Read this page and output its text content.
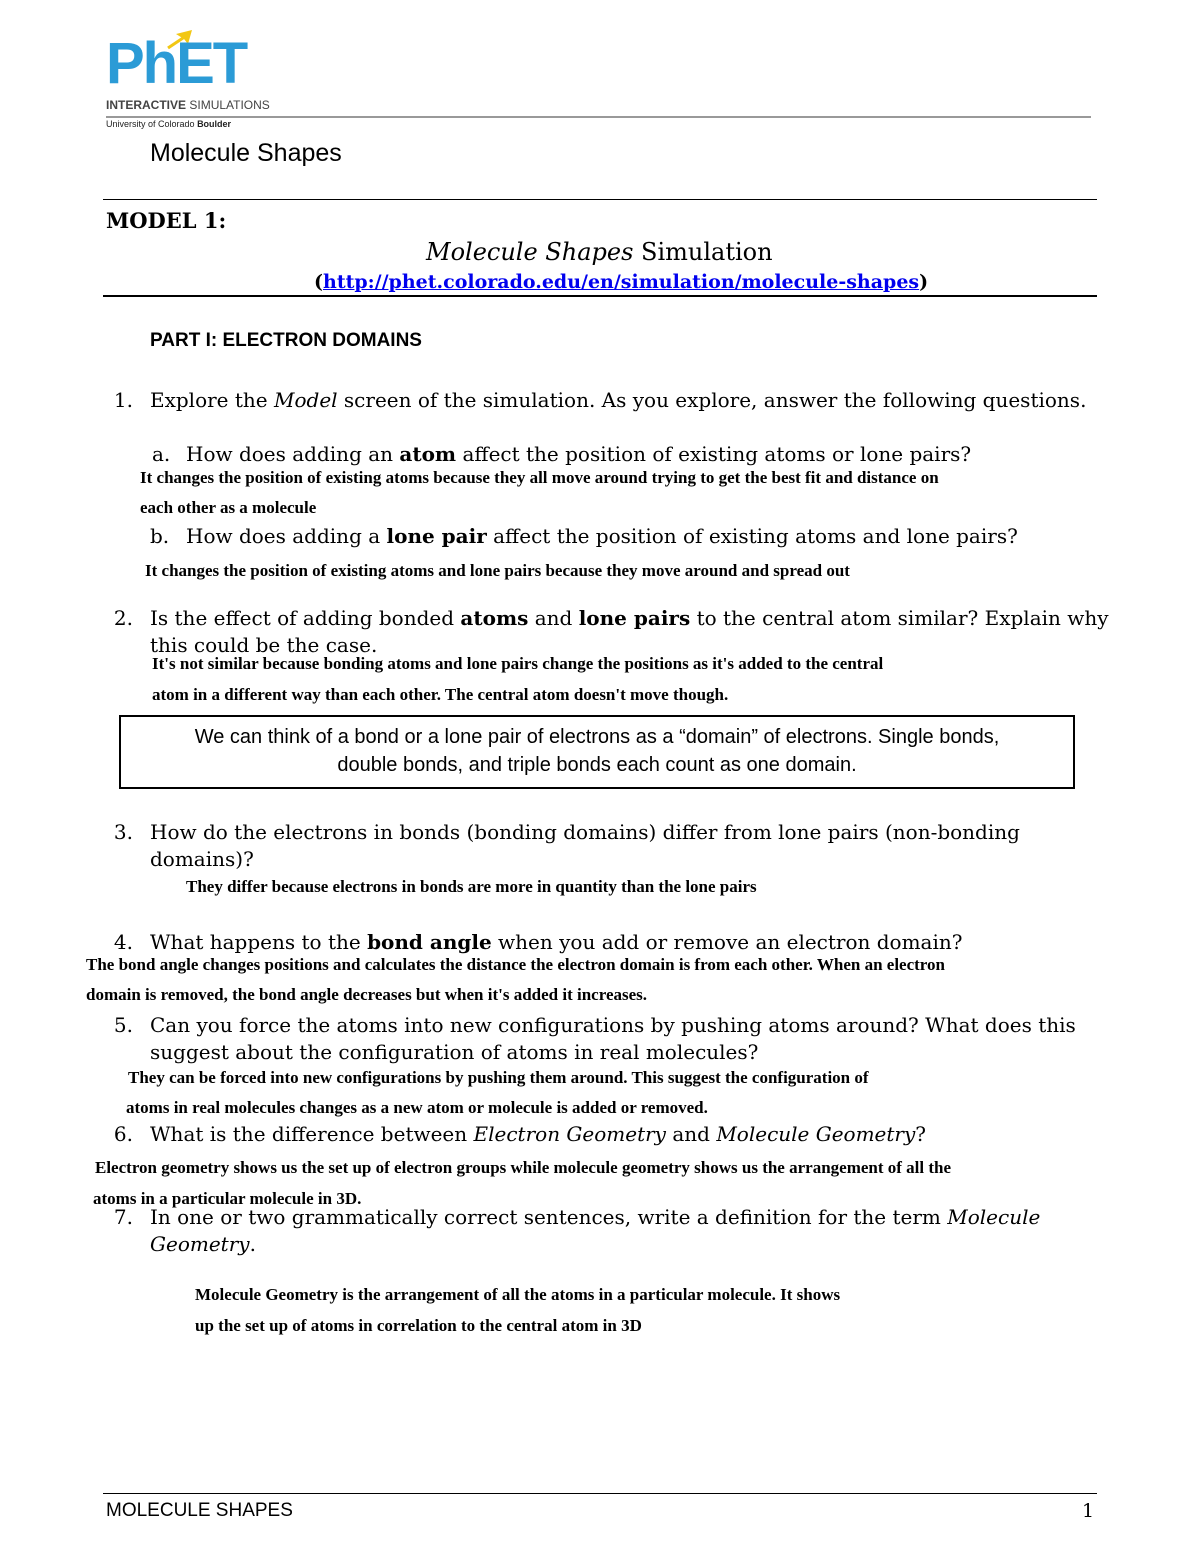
PhET
INTERACTIVE SIMULATIONS
University of Colorado Boulder
Molecule Shapes
MODEL 1:
Molecule Shapes Simulation
(http://phet.colorado.edu/en/simulation/molecule-shapes)
PART I: ELECTRON DOMAINS
1. Explore the Model screen of the simulation. As you explore, answer the following questions.
a. How does adding an atom affect the position of existing atoms or lone pairs?
It changes the position of existing atoms because they all move around trying to get the best fit and distance on
each other as a molecule
b. How does adding a lone pair affect the position of existing atoms and lone pairs?
It changes the position of existing atoms and lone pairs because they move around and spread out
2. Is the effect of adding bonded atoms and lone pairs to the central atom similar? Explain why
this could be the case.
It's not similar because bonding atoms and lone pairs change the positions as it's added to the central
atom in a different way than each other. The central atom doesn't move though.
We can think of a bond or a lone pair of electrons as a “domain” of electrons. Single bonds,
double bonds, and triple bonds each count as one domain.
3. How do the electrons in bonds (bonding domains) differ from lone pairs (non-bonding
domains)?
They differ because electrons in bonds are more in quantity than the lone pairs
4. What happens to the bond angle when you add or remove an electron domain?
The bond angle changes positions and calculates the distance the electron domain is from each other. When an electron
domain is removed, the bond angle decreases but when it's added it increases.
5. Can you force the atoms into new configurations by pushing atoms around? What does this
suggest about the configuration of atoms in real molecules?
They can be forced into new configurations by pushing them around. This suggest the configuration of
atoms in real molecules changes as a new atom or molecule is added or removed.
6. What is the difference between Electron Geometry and Molecule Geometry?
Electron geometry shows us the set up of electron groups while molecule geometry shows us the arrangement of all the
atoms in a particular molecule in 3D.
7. In one or two grammatically correct sentences, write a definition for the term Molecule
Geometry.
Molecule Geometry is the arrangement of all the atoms in a particular molecule. It shows
up the set up of atoms in correlation to the central atom in 3D
MOLECULE SHAPES	1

DIRECTION: Above are records to transcribe exactly; leave their pictures out.

RESPONSE TO THIS EXERCISE:
Read this page and output its text content.
PhET
INTERACTIVE SIMULATIONS
University of Colorado Boulder
Molecule Shapes
MODEL 1:
Molecule Shapes Simulation
(http://phet.colorado.edu/en/simulation/molecule-shapes)
PART I: ELECTRON DOMAINS
1. Explore the Model screen of the simulation. As you explore, answer the following questions.
a. How does adding an atom affect the position of existing atoms or lone pairs?
It changes the position of existing atoms because they all move around trying to get the best fit and distance on
each other as a molecule
b. How does adding a lone pair affect the position of existing atoms and lone pairs?
It changes the position of existing atoms and lone pairs because they move around and spread out
2. Is the effect of adding bonded atoms and lone pairs to the central atom similar? Explain why
this could be the case.
It's not similar because bonding atoms and lone pairs change the positions as it's added to the central
atom in a different way than each other. The central atom doesn't move though.
We can think of a bond or a lone pair of electrons as a “domain” of electrons. Single bonds,
double bonds, and triple bonds each count as one domain.
3. How do the electrons in bonds (bonding domains) differ from lone pairs (non-bonding
domains)?
They differ because electrons in bonds are more in quantity than the lone pairs
4. What happens to the bond angle when you add or remove an electron domain?
The bond angle changes positions and calculates the distance the electron domain is from each other. When an electron
domain is removed, the bond angle decreases but when it's added it increases.
5. Can you force the atoms into new configurations by pushing atoms around? What does this
suggest about the configuration of atoms in real molecules?
They can be forced into new configurations by pushing them around. This suggest the configuration of
atoms in real molecules changes as a new atom or molecule is added or removed.
6. What is the difference between Electron Geometry and Molecule Geometry?
Electron geometry shows us the set up of electron groups while molecule geometry shows us the arrangement of all the
atoms in a particular molecule in 3D.
7. In one or two grammatically correct sentences, write a definition for the term Molecule
Geometry.
Molecule Geometry is the arrangement of all the atoms in a particular molecule. It shows
up the set up of atoms in correlation to the central atom in 3D
MOLECULE SHAPES	1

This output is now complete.